INSTRUCTIONS TO FOLLOW: Restate the whole of the material. Keep every word, and drop the pictures.

SOURCE RECORDS:

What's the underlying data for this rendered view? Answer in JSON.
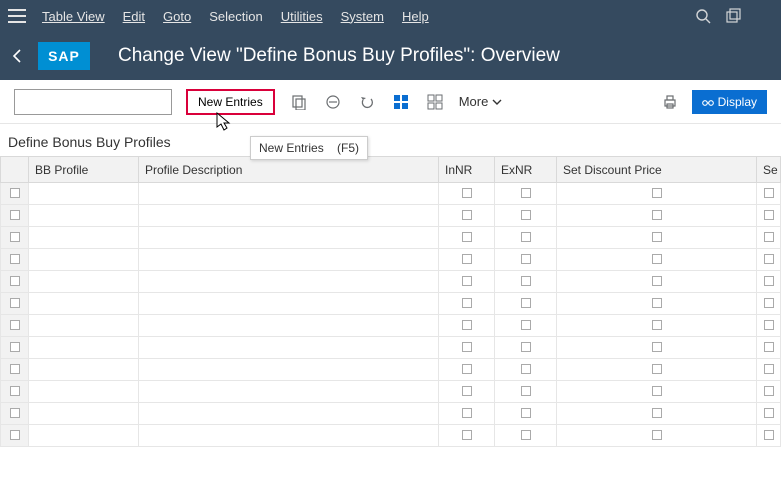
{
  "menu": {
    "table_view": "Table View",
    "edit": "Edit",
    "goto": "Goto",
    "selection": "Selection",
    "utilities": "Utilities",
    "system": "System",
    "help": "Help"
  },
  "header": {
    "logo": "SAP",
    "title": "Change View \"Define Bonus Buy Profiles\": Overview"
  },
  "toolbar": {
    "search_value": "",
    "new_entries": "New Entries",
    "more": "More",
    "display": "Display"
  },
  "tooltip": {
    "label": "New Entries",
    "shortcut": "(F5)"
  },
  "section": {
    "title": "Define Bonus Buy Profiles"
  },
  "table": {
    "columns": {
      "bb_profile": "BB Profile",
      "profile_desc": "Profile Description",
      "innr": "InNR",
      "exnr": "ExNR",
      "set_discount": "Set Discount Price",
      "set2": "Se"
    },
    "row_count": 12
  }
}
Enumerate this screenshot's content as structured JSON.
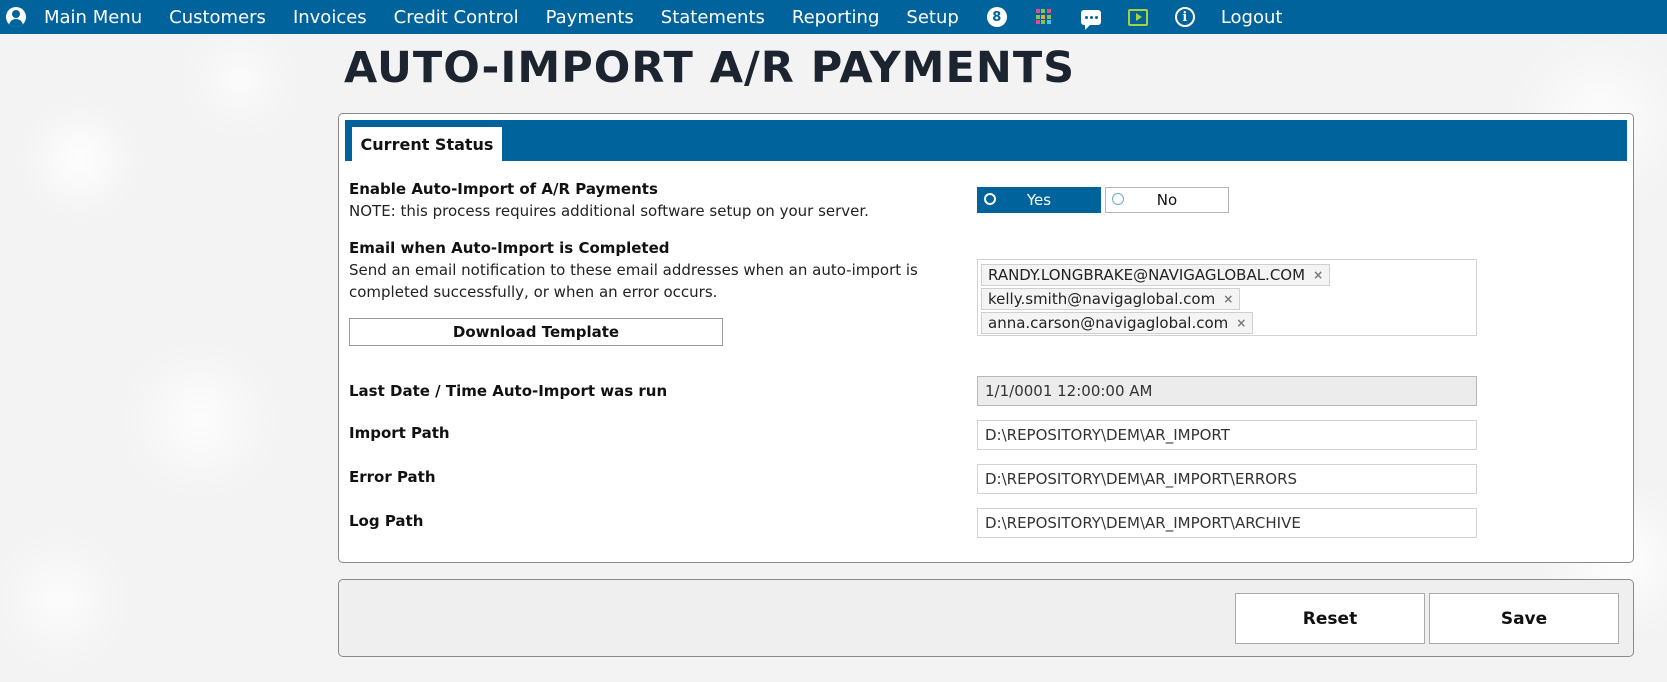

THE SOLUTION:
What's the underlying data for this rendered view? Answer in JSON.
{
  "menu": {
    "table_view": "Table View",
    "edit": "Edit",
    "goto": "Goto",
    "selection": "Selection",
    "utilities": "Utilities",
    "system": "System",
    "help": "Help"
  },
  "header": {
    "logo": "SAP",
    "title": "Change View \"Define Bonus Buy Profiles\": Overview"
  },
  "toolbar": {
    "search_value": "",
    "new_entries": "New Entries",
    "more": "More",
    "display": "Display"
  },
  "tooltip": {
    "label": "New Entries",
    "shortcut": "(F5)"
  },
  "section": {
    "title": "Define Bonus Buy Profiles"
  },
  "table": {
    "columns": {
      "bb_profile": "BB Profile",
      "profile_desc": "Profile Description",
      "innr": "InNR",
      "exnr": "ExNR",
      "set_discount": "Set Discount Price",
      "set2": "Se"
    },
    "row_count": 12
  }
}
Enumerate this screenshot's content as structured JSON.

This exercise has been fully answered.